[Exercise description]: In the records that follow, show each line where the word "http" is present.

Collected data
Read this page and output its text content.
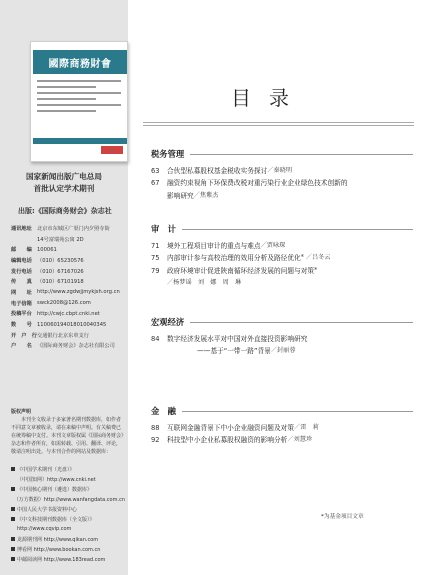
國際商務財會
国家新闻出版广电总局
首批认定学术期刊
出版:《国际商务财会》杂志社
通讯地址	北京市东城区广渠门内夕照寺街
14号富瑞苑公寓 2D
邮　　编	100061
编辑电话	（010）65230576
发行电话	（010）67167026
传　　真	（010）67101918
网　　址	http://www.zgdwjjmykjsh.org.cn
电子信箱	swck2008@126.com
投稿平台	http://cwjc.cbpt.cnki.net
数　　号	110060194018010040345
开　户　行 交通银行北京东单支行
户　　名	《国际商务财会》杂志社有限公司
版权声明

本刊全文收录于多家著名期刊数据库，如作者不同意文章被收录，请在来稿中声明。有关稿费已在统筹稿中支付。本刊文章版权属《国际商务财会》杂志和作者所有，如需转载、引用、翻译、评论，敬请注明出处。与本刊合作的网站及数据库：

《中国学术期刊（光盘）》
（中国知网）http://www.cnki.net
《中国核心期刊（遴选）数据库》
（万方数据）http://www.wanfangdata.com.cn
中国人民大学书报资料中心
《中文科技期刊数据库（全文版）》
http://www.cqvip.com
龙源期刊网 http://www.qikan.com
博看网 http://www.bookan.com.cn
中邮阅读网 http://www.183read.com
目录
税务管理
63	合伙型私募股权基金税收实务探讨 ／秦晓明
67	融资约束视角下环保费改税对重污染行业企业绿色技术创新的
影响研究 ／焦紫杰
审　计
71	境外工程项目审计的重点与难点 ／贾咏琛
75	内部审计参与高校治理的效用分析及路径优化 * ／吕冬云
79	政府环境审计促进陕南循环经济发展的问题与对策 *
／杨梦谣　刘　娜　周　琳
宏观经济
84	数字经济发展水平对中国对外直接投资影响研究
——基于“一带一路”背景 ／封丽蓉
金　融
88	互联网金融背景下中小企业融资问题及对策 ／雷　莉
92	科技型中小企业私募股权融资的影响分析 ／刘慧珍
*为基金项目文章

[Reply to the exercise]:
网　　址	http://www.zgdwjjmykjsh.org.cn
投稿平台	http://cwjc.cbpt.cnki.net
（中国知网）http://www.cnki.net
（万方数据）http://www.wanfangdata.com.cn
http://www.cqvip.com
龙源期刊网 http://www.qikan.com
博看网 http://www.bookan.com.cn
中邮阅读网 http://www.183read.com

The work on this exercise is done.